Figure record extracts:
┄┄┄┄┄┄

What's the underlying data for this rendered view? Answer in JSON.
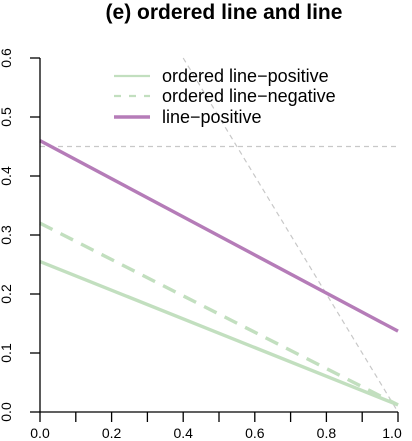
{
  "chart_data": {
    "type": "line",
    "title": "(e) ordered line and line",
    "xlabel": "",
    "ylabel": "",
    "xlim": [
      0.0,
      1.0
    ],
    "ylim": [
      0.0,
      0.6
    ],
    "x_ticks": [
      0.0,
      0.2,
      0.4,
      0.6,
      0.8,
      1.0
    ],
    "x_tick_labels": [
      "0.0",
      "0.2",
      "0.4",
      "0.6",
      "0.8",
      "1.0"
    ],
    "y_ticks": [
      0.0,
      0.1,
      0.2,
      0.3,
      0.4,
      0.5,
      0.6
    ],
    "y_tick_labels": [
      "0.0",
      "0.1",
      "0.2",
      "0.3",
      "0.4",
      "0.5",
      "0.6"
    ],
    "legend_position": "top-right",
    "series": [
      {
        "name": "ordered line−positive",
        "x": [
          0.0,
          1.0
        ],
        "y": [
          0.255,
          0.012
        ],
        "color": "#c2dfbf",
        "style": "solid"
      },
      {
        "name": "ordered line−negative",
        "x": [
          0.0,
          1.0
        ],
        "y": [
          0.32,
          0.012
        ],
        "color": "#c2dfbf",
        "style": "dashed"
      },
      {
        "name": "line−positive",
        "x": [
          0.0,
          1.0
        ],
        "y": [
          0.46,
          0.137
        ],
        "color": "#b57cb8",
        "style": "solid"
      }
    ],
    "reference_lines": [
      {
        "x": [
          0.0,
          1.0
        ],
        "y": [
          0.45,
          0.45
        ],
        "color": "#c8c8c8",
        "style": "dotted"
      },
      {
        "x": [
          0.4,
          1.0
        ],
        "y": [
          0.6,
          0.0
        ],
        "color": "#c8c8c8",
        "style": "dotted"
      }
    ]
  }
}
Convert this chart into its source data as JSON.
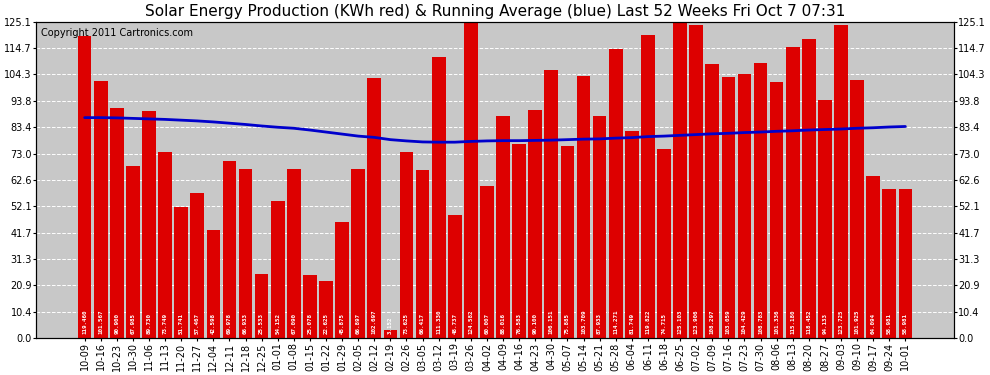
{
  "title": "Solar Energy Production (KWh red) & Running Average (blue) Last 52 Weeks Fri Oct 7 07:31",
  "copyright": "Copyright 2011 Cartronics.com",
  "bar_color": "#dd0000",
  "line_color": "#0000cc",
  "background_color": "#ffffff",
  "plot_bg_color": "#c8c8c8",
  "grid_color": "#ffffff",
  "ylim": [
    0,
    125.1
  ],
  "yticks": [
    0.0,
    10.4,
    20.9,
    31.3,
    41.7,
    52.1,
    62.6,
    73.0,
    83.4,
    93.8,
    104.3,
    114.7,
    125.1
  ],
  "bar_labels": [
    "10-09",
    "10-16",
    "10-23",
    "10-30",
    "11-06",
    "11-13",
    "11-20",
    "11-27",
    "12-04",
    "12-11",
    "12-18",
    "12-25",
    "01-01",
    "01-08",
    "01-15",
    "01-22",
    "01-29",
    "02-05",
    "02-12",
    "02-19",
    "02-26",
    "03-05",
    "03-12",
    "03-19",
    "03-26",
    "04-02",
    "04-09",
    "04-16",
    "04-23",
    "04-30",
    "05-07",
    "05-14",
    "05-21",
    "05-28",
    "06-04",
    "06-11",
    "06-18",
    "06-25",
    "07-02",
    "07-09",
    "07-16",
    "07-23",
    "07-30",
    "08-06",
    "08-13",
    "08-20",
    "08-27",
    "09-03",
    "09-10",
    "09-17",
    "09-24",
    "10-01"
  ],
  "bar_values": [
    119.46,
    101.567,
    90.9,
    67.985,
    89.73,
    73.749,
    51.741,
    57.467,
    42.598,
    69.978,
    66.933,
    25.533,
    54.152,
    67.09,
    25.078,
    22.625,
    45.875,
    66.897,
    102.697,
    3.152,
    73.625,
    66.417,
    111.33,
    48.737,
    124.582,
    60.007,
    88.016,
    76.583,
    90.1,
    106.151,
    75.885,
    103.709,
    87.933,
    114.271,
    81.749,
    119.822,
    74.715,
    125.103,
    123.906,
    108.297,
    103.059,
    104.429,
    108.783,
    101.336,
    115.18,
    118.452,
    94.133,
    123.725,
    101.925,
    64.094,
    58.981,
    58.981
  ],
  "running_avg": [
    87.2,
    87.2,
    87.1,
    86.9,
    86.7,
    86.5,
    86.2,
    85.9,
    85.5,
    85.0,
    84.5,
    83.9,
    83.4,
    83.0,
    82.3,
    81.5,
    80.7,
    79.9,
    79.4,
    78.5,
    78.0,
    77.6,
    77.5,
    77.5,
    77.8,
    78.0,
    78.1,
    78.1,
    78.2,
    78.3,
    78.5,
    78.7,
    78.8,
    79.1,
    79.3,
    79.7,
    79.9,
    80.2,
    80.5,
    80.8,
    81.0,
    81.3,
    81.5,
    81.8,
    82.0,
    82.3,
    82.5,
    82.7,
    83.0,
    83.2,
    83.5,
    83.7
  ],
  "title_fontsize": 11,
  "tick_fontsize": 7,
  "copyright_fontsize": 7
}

┄┄┄┄┄┄

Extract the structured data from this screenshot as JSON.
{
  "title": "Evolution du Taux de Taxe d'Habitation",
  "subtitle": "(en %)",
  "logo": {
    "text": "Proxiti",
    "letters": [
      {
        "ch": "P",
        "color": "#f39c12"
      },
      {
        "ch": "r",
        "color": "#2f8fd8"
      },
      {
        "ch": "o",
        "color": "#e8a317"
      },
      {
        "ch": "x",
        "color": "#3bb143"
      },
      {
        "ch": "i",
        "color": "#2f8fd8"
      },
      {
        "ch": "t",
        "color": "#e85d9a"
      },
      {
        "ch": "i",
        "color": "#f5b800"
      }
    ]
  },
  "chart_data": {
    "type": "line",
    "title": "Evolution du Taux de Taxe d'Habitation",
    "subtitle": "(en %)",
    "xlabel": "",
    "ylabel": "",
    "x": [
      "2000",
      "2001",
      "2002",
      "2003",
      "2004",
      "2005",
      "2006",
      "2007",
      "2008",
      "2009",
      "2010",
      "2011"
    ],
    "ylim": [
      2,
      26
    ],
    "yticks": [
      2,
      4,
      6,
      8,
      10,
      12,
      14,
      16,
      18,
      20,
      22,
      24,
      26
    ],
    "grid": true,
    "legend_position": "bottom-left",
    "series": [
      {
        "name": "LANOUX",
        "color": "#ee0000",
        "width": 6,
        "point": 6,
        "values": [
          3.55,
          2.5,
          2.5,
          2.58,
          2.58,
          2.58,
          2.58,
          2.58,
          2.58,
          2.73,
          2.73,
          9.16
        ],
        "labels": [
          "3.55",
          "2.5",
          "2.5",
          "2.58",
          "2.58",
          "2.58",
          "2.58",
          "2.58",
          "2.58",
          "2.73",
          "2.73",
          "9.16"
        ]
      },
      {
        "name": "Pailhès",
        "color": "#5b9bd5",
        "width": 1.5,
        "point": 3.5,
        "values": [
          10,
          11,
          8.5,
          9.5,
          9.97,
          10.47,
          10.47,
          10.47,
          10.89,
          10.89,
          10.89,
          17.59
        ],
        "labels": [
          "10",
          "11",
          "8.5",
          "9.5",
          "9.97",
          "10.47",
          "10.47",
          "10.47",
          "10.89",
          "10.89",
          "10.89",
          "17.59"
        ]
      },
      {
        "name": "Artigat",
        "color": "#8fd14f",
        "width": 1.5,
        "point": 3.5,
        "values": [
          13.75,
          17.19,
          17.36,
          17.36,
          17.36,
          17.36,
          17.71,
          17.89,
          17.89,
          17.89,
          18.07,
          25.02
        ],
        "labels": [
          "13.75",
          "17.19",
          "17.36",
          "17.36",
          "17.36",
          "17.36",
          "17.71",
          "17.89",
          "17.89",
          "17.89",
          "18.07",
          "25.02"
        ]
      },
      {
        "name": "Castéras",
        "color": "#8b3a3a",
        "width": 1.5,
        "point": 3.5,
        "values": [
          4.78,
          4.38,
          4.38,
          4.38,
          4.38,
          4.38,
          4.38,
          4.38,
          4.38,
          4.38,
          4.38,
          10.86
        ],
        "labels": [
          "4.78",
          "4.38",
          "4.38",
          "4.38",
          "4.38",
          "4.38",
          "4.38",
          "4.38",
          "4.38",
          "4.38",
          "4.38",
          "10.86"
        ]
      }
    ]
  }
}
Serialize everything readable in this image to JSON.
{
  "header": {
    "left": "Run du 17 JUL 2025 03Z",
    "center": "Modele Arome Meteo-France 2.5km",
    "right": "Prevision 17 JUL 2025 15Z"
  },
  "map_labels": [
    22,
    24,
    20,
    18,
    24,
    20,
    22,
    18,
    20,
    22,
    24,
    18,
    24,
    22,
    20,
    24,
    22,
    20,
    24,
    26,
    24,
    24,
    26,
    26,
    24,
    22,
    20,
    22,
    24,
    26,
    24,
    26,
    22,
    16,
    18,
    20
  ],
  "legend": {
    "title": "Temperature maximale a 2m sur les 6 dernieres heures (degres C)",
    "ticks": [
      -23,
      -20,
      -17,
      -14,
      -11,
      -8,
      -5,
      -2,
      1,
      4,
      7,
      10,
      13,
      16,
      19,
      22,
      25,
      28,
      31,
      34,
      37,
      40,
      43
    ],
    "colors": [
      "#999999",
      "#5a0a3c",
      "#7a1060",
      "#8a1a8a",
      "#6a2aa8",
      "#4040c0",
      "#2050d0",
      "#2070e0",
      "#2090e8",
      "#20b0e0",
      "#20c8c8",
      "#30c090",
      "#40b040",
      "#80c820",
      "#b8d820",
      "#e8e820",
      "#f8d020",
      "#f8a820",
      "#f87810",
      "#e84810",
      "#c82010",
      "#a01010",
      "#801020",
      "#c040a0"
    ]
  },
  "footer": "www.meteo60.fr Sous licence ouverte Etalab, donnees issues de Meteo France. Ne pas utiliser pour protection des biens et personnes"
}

┄┄┄┄┄┄

§ **Task objective**: Across the entries, how many lines hold the word "this"? Say only the number.

§ **Solution to the exercise**: 4